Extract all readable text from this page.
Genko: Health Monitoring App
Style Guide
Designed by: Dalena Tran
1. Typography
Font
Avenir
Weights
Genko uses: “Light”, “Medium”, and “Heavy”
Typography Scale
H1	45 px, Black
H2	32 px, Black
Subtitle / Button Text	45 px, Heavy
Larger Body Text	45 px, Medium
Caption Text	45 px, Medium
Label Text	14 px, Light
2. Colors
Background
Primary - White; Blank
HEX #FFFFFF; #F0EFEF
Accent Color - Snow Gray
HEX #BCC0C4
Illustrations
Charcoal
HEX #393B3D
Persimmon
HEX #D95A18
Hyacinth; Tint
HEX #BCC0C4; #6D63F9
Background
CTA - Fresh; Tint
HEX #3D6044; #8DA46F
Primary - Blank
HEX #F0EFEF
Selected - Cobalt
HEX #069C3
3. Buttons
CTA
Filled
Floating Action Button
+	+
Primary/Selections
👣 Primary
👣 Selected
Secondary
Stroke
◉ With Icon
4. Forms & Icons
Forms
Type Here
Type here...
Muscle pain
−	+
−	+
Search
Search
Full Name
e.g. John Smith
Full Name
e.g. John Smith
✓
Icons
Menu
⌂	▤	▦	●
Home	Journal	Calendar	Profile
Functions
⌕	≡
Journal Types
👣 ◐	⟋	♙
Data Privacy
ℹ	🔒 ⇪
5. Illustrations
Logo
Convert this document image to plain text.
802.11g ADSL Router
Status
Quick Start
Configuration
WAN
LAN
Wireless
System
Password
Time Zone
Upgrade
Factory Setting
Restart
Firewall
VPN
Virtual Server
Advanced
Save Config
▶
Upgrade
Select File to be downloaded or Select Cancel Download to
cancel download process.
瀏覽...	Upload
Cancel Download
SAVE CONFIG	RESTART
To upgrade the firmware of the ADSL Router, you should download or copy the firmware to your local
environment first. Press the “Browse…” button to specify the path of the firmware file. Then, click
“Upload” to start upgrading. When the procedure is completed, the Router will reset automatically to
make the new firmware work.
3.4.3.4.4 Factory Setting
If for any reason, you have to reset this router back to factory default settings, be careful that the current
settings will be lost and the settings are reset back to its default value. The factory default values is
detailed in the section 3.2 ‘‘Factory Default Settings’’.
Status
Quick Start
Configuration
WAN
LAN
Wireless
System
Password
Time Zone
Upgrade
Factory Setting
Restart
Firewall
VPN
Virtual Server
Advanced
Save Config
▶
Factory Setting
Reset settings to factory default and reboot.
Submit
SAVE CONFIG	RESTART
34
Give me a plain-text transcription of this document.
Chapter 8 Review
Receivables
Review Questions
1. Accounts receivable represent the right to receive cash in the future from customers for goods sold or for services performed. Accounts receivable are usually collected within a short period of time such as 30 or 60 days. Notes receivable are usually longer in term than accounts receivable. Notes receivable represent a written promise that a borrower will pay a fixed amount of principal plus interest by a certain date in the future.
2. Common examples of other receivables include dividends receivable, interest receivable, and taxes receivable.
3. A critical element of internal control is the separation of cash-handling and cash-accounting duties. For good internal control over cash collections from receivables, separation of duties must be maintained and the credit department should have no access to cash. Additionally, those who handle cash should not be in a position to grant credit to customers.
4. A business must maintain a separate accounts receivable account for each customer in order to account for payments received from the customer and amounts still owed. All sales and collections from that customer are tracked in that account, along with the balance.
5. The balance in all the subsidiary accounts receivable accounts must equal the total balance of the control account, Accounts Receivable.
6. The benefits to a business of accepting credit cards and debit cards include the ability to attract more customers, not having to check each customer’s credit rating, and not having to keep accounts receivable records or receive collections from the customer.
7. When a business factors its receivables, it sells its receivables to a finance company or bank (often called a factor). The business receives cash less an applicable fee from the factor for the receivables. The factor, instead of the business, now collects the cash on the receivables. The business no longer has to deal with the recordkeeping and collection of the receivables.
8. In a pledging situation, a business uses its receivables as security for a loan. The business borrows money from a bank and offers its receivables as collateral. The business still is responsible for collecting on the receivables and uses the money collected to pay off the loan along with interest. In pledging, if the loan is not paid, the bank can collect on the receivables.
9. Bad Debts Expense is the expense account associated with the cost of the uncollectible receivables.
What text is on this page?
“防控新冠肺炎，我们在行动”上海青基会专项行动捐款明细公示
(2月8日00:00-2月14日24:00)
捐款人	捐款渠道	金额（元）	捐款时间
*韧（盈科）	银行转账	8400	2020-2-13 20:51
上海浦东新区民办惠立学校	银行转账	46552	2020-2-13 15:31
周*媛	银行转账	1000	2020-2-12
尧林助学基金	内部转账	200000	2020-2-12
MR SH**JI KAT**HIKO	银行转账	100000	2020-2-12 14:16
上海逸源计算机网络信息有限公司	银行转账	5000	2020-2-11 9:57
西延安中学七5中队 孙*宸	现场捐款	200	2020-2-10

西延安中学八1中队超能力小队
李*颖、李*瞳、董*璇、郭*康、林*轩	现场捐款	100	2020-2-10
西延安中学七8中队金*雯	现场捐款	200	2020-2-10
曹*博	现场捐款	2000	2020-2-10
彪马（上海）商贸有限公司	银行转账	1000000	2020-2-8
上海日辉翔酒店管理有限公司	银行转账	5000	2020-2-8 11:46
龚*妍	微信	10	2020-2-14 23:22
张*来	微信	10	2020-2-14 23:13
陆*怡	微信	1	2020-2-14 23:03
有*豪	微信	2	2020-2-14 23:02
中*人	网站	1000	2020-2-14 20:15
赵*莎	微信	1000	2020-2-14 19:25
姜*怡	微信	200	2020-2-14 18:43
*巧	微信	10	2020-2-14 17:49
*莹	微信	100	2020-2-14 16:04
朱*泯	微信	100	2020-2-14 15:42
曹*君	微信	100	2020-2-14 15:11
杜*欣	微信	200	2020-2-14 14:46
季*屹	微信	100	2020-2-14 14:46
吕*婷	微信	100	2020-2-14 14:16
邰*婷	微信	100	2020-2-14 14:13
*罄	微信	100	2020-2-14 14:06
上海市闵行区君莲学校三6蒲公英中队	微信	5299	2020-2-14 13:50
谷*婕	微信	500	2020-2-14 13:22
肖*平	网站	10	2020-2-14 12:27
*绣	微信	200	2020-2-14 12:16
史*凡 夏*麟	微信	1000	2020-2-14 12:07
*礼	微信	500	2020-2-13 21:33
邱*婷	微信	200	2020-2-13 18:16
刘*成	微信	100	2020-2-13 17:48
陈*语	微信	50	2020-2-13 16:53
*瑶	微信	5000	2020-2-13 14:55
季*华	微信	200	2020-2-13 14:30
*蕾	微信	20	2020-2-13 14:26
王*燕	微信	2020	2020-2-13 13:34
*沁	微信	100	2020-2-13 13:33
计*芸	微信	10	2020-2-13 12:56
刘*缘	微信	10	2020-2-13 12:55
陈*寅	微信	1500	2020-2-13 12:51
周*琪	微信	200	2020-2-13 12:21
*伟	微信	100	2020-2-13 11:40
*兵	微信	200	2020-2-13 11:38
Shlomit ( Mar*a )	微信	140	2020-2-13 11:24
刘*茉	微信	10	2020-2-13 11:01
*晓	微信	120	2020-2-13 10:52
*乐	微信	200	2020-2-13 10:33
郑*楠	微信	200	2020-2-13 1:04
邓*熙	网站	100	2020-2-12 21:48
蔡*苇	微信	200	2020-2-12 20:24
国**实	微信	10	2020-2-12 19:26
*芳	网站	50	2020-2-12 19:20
# # # # #
_OBJECTIVE_: Copy and report every line where the word "银行转账" is present.

_OUTPUT BELOW_:
*韧（盈科）	银行转账	8400	2020-2-13 20:51
上海浦东新区民办惠立学校	银行转账	46552	2020-2-13 15:31
周*媛	银行转账	1000	2020-2-12
MR SH**JI KAT**HIKO	银行转账	100000	2020-2-12 14:16
上海逸源计算机网络信息有限公司	银行转账	5000	2020-2-11 9:57
彪马（上海）商贸有限公司	银行转账	1000000	2020-2-8
上海日辉翔酒店管理有限公司	银行转账	5000	2020-2-8 11:46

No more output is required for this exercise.